Exercise directions
Below are the records; collect from them each line containing the string "color".

========

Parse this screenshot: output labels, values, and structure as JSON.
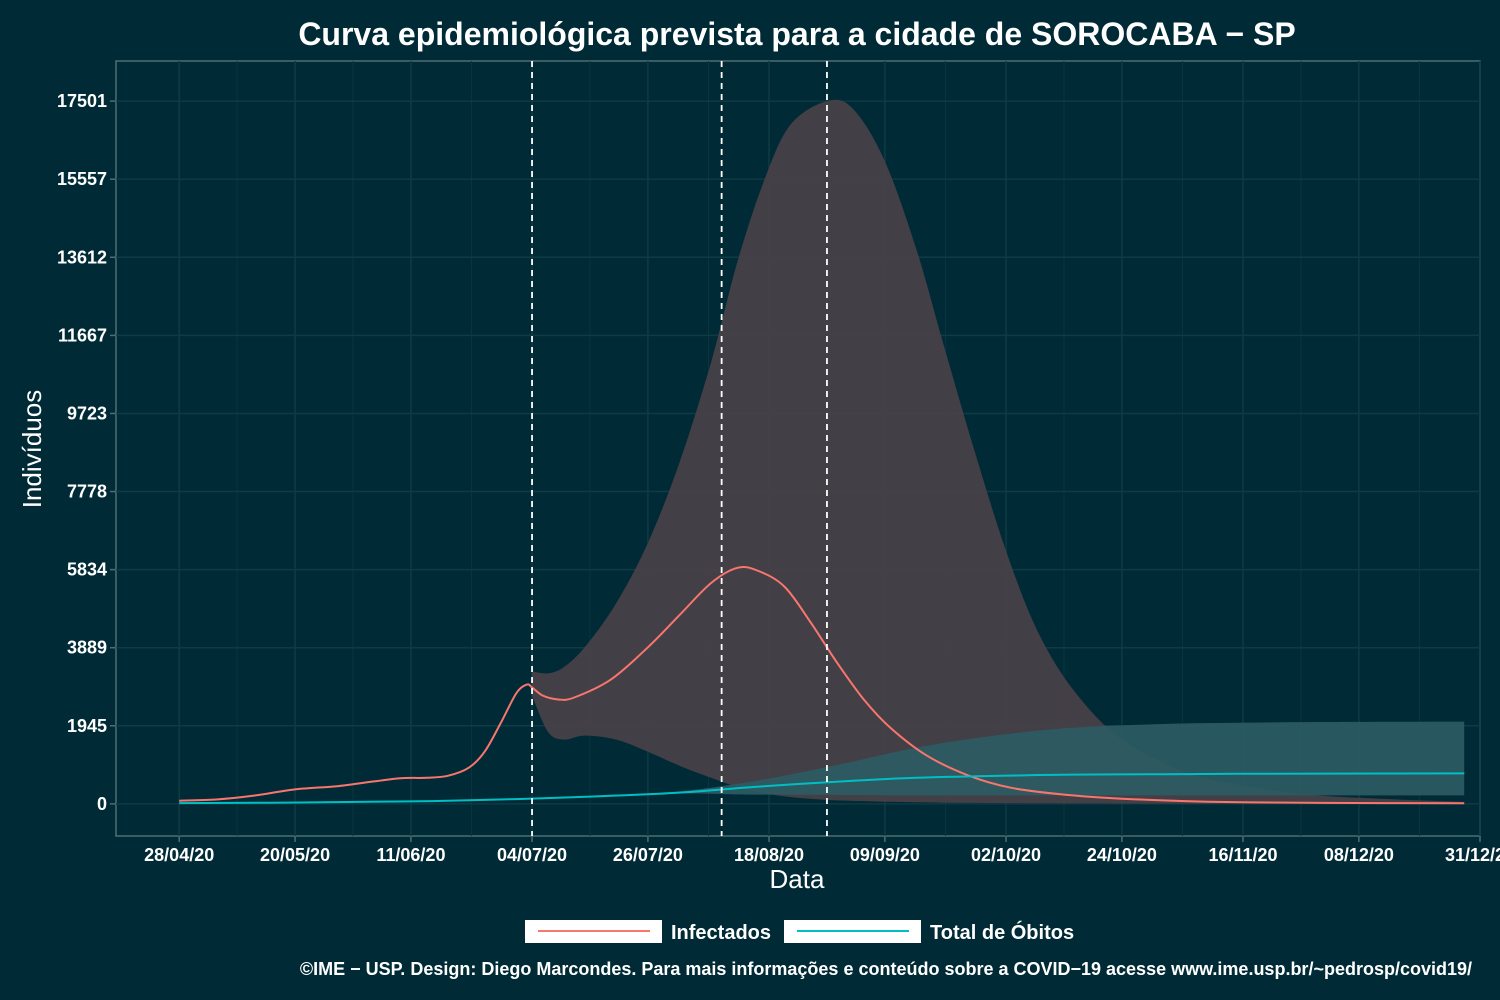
{
  "chart_data": {
    "type": "line",
    "title": "Curva epidemiológica prevista para a cidade de SOROCABA − SP",
    "xlabel": "Data",
    "ylabel": "Indivíduos",
    "x_ticks": [
      "28/04/20",
      "20/05/20",
      "11/06/20",
      "04/07/20",
      "26/07/20",
      "18/08/20",
      "09/09/20",
      "02/10/20",
      "24/10/20",
      "16/11/20",
      "08/12/20",
      "31/12/20"
    ],
    "y_ticks": [
      0,
      1945,
      3889,
      5834,
      7778,
      9723,
      11667,
      13612,
      15557,
      17501
    ],
    "xlim": [
      "2020-04-16",
      "2020-12-31"
    ],
    "ylim": [
      -800,
      18500
    ],
    "grid": true,
    "legend_position": "bottom",
    "vlines": [
      "2020-07-04",
      "2020-08-09",
      "2020-08-29"
    ],
    "series": [
      {
        "name": "Infectados",
        "color": "#f8766d",
        "points": [
          [
            "2020-04-28",
            80
          ],
          [
            "2020-05-05",
            110
          ],
          [
            "2020-05-12",
            200
          ],
          [
            "2020-05-20",
            360
          ],
          [
            "2020-05-28",
            440
          ],
          [
            "2020-06-04",
            560
          ],
          [
            "2020-06-09",
            640
          ],
          [
            "2020-06-14",
            650
          ],
          [
            "2020-06-18",
            700
          ],
          [
            "2020-06-22",
            900
          ],
          [
            "2020-06-25",
            1300
          ],
          [
            "2020-06-28",
            2000
          ],
          [
            "2020-07-01",
            2750
          ],
          [
            "2020-07-03",
            2970
          ],
          [
            "2020-07-04",
            2900
          ],
          [
            "2020-07-06",
            2700
          ],
          [
            "2020-07-09",
            2600
          ],
          [
            "2020-07-12",
            2650
          ],
          [
            "2020-07-19",
            3100
          ],
          [
            "2020-07-26",
            3900
          ],
          [
            "2020-08-01",
            4700
          ],
          [
            "2020-08-07",
            5500
          ],
          [
            "2020-08-12",
            5880
          ],
          [
            "2020-08-16",
            5800
          ],
          [
            "2020-08-21",
            5400
          ],
          [
            "2020-08-26",
            4500
          ],
          [
            "2020-08-31",
            3500
          ],
          [
            "2020-09-05",
            2600
          ],
          [
            "2020-09-10",
            1900
          ],
          [
            "2020-09-17",
            1200
          ],
          [
            "2020-09-25",
            700
          ],
          [
            "2020-10-03",
            400
          ],
          [
            "2020-10-13",
            230
          ],
          [
            "2020-10-24",
            130
          ],
          [
            "2020-11-05",
            70
          ],
          [
            "2020-11-16",
            40
          ],
          [
            "2020-12-01",
            25
          ],
          [
            "2020-12-28",
            15
          ]
        ]
      },
      {
        "name": "Total de Óbitos",
        "color": "#00bfc4",
        "points": [
          [
            "2020-04-28",
            20
          ],
          [
            "2020-05-15",
            30
          ],
          [
            "2020-06-01",
            50
          ],
          [
            "2020-06-15",
            70
          ],
          [
            "2020-07-01",
            120
          ],
          [
            "2020-07-15",
            180
          ],
          [
            "2020-08-01",
            280
          ],
          [
            "2020-08-15",
            420
          ],
          [
            "2020-09-01",
            560
          ],
          [
            "2020-09-15",
            650
          ],
          [
            "2020-10-01",
            700
          ],
          [
            "2020-10-15",
            730
          ],
          [
            "2020-11-01",
            740
          ],
          [
            "2020-11-15",
            750
          ],
          [
            "2020-12-01",
            755
          ],
          [
            "2020-12-28",
            760
          ]
        ]
      }
    ],
    "ribbons": [
      {
        "series": "Infectados",
        "color": "#4a4148",
        "points": [
          [
            "2020-07-04",
            2700,
            3300
          ],
          [
            "2020-07-07",
            1800,
            3250
          ],
          [
            "2020-07-10",
            1600,
            3400
          ],
          [
            "2020-07-14",
            1700,
            3900
          ],
          [
            "2020-07-20",
            1600,
            5000
          ],
          [
            "2020-07-26",
            1300,
            6500
          ],
          [
            "2020-08-01",
            950,
            8500
          ],
          [
            "2020-08-07",
            650,
            11000
          ],
          [
            "2020-08-12",
            420,
            13500
          ],
          [
            "2020-08-17",
            270,
            15500
          ],
          [
            "2020-08-22",
            170,
            16900
          ],
          [
            "2020-08-29",
            100,
            17501
          ],
          [
            "2020-09-03",
            75,
            17300
          ],
          [
            "2020-09-09",
            55,
            16000
          ],
          [
            "2020-09-15",
            40,
            13800
          ],
          [
            "2020-09-20",
            30,
            11500
          ],
          [
            "2020-09-26",
            25,
            8800
          ],
          [
            "2020-10-02",
            20,
            6300
          ],
          [
            "2020-10-08",
            15,
            4300
          ],
          [
            "2020-10-15",
            12,
            2800
          ],
          [
            "2020-10-24",
            10,
            1600
          ],
          [
            "2020-11-05",
            8,
            800
          ],
          [
            "2020-11-16",
            6,
            450
          ],
          [
            "2020-12-01",
            5,
            200
          ],
          [
            "2020-12-28",
            5,
            50
          ]
        ]
      },
      {
        "series": "Total de Óbitos",
        "color": "#2d5c64",
        "points": [
          [
            "2020-07-01",
            120,
            120
          ],
          [
            "2020-07-20",
            190,
            200
          ],
          [
            "2020-08-01",
            260,
            310
          ],
          [
            "2020-08-15",
            230,
            560
          ],
          [
            "2020-09-01",
            220,
            1000
          ],
          [
            "2020-09-15",
            210,
            1400
          ],
          [
            "2020-10-01",
            210,
            1720
          ],
          [
            "2020-10-15",
            210,
            1900
          ],
          [
            "2020-11-01",
            210,
            1990
          ],
          [
            "2020-11-15",
            210,
            2020
          ],
          [
            "2020-12-01",
            210,
            2040
          ],
          [
            "2020-12-28",
            210,
            2050
          ]
        ]
      }
    ]
  },
  "caption": "©IME − USP. Design: Diego Marcondes. Para mais informações e conteúdo sobre a COVID−19 acesse www.ime.usp.br/~pedrosp/covid19/"
}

========

Solution for this task
        "color": "#f8766d",
        "color": "#00bfc4",
        "color": "#4a4148",
        "color": "#2d5c64",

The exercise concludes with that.